*Task instructions*
Answer with one number: how many lines hold the string "ILUSTRE".

(Records contained in a dataset)
-- -- --
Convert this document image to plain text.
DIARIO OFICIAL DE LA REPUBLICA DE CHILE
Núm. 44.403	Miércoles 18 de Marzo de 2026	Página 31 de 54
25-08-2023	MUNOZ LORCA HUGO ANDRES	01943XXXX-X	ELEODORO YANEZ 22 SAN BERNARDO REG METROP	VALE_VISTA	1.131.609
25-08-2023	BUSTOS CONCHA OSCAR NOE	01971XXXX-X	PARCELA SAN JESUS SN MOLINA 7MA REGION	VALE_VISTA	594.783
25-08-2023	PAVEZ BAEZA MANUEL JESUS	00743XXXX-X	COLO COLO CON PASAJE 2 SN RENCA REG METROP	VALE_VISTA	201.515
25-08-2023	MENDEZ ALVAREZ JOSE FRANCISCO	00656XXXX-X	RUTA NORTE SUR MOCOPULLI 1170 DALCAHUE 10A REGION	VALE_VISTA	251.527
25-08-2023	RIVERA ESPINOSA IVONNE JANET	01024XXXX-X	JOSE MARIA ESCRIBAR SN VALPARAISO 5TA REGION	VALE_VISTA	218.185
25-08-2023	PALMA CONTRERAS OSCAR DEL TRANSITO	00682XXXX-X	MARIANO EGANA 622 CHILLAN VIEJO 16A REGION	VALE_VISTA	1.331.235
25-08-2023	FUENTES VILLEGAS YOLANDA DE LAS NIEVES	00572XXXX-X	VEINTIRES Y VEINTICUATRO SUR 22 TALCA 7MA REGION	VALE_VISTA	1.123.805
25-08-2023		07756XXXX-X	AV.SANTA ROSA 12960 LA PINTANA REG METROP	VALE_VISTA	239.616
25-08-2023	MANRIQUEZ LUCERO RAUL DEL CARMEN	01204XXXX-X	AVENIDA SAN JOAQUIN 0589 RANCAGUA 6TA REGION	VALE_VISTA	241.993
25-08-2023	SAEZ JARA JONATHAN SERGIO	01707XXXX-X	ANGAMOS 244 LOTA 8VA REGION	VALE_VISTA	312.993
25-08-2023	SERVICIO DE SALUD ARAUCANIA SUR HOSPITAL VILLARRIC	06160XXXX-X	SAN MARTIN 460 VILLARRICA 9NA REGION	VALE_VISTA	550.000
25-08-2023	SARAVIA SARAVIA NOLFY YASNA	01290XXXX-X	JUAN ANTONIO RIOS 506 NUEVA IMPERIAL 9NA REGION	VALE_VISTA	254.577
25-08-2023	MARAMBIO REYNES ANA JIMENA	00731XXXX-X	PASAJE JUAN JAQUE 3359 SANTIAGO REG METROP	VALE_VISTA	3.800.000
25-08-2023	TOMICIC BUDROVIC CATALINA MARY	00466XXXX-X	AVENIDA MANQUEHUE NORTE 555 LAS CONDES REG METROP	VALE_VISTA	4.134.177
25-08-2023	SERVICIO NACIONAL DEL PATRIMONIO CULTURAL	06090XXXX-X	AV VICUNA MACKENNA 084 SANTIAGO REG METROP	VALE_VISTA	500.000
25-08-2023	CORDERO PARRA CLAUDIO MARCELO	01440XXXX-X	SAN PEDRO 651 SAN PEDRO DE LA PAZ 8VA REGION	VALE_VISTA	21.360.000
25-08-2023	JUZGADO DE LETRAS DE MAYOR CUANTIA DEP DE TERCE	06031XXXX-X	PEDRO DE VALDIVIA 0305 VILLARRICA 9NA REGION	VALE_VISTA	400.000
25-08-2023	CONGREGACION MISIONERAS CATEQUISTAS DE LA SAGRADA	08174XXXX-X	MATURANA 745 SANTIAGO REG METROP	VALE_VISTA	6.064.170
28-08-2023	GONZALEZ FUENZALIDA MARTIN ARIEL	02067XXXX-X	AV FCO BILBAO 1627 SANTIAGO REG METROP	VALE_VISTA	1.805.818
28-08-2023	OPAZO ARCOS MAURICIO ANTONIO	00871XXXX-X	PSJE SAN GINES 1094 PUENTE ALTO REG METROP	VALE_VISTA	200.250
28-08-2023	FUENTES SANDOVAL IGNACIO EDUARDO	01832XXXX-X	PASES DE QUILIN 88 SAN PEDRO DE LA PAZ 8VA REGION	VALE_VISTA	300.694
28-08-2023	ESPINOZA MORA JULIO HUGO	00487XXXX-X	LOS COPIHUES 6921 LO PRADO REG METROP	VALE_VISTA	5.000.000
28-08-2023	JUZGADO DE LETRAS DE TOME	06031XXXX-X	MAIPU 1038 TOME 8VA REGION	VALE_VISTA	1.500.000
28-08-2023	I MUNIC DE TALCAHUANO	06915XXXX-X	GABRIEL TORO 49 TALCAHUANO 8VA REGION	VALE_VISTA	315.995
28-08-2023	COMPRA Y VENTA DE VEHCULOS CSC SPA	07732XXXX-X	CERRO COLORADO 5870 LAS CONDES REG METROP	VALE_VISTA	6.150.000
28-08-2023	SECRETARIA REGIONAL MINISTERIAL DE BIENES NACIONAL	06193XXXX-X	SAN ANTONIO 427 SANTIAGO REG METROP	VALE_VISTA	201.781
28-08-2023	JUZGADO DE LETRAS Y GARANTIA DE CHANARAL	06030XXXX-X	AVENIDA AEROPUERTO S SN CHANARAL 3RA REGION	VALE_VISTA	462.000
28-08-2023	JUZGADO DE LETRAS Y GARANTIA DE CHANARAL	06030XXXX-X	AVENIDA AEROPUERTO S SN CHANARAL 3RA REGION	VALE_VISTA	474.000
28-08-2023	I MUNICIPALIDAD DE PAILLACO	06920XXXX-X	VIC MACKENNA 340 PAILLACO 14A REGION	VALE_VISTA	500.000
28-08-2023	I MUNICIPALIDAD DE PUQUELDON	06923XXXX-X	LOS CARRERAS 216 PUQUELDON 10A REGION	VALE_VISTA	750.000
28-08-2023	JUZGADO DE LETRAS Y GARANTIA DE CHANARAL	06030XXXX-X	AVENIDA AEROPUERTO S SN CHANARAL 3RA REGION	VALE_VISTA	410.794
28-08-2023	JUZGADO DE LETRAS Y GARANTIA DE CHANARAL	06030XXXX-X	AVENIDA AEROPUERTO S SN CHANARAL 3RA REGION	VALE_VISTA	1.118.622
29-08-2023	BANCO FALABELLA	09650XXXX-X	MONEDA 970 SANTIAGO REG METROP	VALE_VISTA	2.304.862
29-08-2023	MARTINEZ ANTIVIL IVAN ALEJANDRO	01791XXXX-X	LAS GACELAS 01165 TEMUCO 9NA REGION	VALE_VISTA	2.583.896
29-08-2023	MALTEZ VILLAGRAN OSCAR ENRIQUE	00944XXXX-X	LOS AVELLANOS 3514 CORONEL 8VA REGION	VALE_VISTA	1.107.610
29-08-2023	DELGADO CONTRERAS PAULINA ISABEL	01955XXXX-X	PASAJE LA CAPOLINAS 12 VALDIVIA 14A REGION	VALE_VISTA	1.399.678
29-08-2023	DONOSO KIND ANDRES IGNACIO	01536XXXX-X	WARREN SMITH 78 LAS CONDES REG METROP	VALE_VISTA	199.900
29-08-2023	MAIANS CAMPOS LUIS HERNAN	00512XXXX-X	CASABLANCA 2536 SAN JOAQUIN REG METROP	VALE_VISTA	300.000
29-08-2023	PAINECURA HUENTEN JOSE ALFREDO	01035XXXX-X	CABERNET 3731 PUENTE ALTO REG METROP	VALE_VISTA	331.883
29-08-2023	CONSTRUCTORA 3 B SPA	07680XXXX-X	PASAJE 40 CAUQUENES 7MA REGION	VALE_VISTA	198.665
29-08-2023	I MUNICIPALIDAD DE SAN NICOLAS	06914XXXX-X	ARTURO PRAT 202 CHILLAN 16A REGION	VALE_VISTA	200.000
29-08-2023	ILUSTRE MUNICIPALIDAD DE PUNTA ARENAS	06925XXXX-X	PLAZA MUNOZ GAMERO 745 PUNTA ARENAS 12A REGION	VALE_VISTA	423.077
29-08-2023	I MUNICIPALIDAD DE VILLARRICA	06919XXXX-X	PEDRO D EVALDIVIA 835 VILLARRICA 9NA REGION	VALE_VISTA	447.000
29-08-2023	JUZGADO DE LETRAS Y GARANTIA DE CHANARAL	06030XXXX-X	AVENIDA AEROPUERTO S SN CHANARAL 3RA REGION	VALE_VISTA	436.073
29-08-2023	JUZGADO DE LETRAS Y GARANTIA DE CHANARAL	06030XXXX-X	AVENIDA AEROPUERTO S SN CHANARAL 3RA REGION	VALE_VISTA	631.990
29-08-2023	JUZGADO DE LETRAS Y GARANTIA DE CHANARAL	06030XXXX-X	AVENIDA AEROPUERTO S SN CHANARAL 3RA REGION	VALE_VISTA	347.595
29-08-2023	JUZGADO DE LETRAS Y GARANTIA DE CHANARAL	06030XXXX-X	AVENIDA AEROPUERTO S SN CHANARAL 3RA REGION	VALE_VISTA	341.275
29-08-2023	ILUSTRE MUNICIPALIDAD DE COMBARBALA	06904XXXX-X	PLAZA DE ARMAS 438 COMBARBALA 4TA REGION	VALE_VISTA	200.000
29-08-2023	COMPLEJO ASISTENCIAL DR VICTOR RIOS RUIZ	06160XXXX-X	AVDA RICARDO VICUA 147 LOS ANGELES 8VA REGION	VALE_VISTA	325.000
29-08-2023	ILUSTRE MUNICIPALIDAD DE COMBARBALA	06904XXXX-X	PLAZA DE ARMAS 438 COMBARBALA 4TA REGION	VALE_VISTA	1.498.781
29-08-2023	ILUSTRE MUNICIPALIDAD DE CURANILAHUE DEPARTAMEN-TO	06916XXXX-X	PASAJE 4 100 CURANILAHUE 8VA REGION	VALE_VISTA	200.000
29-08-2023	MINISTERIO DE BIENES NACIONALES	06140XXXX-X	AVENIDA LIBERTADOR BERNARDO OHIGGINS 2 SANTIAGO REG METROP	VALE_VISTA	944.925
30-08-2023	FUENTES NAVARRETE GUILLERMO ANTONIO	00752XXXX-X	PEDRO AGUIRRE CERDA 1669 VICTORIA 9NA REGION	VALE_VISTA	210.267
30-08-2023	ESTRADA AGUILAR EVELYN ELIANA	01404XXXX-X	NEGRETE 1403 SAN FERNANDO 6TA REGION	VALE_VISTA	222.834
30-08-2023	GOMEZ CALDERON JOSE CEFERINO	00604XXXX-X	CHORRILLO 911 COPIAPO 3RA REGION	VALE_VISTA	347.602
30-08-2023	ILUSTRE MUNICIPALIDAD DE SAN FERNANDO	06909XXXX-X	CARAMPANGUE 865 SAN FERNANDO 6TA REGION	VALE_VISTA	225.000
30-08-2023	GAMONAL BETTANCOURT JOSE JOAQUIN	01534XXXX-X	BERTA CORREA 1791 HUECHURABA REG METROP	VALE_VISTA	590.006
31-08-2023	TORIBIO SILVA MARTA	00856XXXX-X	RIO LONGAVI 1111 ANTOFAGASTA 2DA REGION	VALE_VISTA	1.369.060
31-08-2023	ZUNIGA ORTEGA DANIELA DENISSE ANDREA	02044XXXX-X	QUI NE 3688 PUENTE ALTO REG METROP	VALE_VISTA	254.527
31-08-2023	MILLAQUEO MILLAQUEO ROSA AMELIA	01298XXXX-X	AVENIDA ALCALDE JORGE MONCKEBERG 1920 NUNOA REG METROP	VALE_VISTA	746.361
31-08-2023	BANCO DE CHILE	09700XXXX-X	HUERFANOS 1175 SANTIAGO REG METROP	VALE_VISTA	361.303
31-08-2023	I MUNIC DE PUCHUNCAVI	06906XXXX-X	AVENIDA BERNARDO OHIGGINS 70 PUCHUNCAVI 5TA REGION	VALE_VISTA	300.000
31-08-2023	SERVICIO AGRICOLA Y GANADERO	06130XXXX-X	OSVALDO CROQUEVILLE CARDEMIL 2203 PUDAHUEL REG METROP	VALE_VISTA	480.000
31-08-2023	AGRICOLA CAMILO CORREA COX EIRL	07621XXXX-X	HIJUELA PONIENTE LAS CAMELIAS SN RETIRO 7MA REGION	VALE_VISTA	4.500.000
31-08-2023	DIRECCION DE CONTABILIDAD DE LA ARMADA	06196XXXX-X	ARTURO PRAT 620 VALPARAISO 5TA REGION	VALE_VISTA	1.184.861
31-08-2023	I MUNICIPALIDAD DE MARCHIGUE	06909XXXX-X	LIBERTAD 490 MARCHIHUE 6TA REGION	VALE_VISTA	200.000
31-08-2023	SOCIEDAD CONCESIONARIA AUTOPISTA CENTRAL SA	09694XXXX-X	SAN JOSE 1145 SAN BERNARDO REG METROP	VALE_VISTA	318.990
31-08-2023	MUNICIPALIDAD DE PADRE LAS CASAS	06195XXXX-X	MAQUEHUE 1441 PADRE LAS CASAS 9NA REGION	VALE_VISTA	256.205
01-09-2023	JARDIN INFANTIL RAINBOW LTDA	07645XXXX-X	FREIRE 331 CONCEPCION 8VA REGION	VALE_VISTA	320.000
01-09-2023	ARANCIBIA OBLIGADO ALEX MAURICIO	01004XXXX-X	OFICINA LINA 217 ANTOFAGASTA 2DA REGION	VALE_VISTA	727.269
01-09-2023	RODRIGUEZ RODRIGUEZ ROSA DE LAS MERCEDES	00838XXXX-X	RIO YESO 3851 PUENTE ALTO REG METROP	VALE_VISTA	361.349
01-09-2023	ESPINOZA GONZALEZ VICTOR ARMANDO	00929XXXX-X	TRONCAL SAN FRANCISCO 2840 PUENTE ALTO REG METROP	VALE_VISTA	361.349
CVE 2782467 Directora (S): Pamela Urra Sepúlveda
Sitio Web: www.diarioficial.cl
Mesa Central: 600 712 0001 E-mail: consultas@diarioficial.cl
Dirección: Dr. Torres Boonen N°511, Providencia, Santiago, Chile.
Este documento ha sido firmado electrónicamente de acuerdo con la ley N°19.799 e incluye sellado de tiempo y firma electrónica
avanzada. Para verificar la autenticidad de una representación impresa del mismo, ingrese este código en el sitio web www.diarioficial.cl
-- -- --
*Solution to this problem*
5